### Data in this exercise:
::::

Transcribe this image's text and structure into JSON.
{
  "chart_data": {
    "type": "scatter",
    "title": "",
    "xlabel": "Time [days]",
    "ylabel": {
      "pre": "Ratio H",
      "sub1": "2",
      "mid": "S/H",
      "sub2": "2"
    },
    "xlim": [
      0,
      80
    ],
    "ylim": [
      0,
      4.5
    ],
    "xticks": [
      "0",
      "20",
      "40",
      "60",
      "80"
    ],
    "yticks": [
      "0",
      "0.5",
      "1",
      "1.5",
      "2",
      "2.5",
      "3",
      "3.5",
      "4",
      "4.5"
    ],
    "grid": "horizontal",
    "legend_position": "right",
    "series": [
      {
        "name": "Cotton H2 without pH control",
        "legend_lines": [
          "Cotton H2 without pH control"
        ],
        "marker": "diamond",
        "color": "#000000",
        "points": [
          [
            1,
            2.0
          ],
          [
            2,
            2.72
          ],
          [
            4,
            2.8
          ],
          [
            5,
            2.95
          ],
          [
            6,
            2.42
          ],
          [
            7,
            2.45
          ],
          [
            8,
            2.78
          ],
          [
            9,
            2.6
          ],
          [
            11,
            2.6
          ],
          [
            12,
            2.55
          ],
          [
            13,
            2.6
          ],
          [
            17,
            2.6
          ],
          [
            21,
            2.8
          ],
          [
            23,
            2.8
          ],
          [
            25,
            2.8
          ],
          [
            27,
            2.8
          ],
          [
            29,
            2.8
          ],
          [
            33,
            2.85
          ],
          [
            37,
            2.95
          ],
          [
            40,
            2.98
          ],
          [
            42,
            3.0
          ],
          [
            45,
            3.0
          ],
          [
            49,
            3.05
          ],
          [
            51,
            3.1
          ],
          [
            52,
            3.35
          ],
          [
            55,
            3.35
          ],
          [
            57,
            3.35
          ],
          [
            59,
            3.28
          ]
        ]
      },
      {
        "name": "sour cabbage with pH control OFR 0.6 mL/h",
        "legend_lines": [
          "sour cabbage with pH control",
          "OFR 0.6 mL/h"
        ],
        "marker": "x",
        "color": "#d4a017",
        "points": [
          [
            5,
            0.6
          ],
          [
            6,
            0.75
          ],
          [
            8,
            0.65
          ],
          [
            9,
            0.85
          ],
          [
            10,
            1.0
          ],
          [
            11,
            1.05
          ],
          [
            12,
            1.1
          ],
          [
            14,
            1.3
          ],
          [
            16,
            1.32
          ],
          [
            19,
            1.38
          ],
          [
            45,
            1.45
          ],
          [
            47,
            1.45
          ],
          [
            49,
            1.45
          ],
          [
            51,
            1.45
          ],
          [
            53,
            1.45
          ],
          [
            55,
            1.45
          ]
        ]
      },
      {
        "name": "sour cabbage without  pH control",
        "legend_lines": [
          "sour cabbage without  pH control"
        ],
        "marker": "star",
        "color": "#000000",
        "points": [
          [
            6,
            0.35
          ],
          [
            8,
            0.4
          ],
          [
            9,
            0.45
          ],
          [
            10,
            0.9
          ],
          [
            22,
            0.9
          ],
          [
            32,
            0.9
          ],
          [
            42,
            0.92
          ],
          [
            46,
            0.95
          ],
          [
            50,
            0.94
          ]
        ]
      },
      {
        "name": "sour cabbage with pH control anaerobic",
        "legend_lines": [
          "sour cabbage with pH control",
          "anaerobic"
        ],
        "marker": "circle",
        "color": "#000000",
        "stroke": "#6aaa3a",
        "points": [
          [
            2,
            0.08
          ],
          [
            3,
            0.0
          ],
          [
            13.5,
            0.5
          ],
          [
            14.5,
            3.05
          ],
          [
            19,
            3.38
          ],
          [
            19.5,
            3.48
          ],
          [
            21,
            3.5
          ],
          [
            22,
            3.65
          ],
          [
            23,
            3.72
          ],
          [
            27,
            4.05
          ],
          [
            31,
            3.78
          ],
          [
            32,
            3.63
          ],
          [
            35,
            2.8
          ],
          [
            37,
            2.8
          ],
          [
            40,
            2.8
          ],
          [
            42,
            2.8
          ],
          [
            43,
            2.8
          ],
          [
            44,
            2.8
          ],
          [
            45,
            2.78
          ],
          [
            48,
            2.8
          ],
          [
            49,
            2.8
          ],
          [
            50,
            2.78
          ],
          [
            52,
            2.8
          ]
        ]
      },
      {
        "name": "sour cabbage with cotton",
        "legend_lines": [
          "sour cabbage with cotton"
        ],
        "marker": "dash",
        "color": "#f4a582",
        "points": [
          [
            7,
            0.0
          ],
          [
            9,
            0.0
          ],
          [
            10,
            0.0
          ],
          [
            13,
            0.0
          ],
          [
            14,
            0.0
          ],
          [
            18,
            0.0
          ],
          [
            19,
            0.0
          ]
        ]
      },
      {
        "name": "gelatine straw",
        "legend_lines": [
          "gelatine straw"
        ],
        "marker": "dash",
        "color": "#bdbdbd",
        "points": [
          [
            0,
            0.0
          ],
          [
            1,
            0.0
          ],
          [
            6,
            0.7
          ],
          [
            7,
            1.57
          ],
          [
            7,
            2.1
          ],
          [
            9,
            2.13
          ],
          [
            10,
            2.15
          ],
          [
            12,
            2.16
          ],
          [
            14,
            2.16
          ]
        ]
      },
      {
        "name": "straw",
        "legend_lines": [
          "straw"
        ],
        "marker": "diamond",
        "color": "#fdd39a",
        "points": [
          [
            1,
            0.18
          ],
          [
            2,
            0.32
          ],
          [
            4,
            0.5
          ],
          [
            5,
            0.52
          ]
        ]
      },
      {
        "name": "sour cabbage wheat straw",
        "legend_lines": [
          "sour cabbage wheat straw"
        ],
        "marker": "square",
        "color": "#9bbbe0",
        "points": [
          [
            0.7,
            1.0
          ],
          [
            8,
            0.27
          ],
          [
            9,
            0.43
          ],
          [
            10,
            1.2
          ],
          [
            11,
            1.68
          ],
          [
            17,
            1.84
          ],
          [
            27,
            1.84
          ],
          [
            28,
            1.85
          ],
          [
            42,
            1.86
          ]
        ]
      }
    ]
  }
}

::::

### Problem description:
Go through the preceding material and copy each line that has the word "marker".

### Task solution:
        "marker": "diamond",
        "marker": "x",
        "marker": "star",
        "marker": "circle",
        "marker": "dash",
        "marker": "dash",
        "marker": "diamond",
        "marker": "square",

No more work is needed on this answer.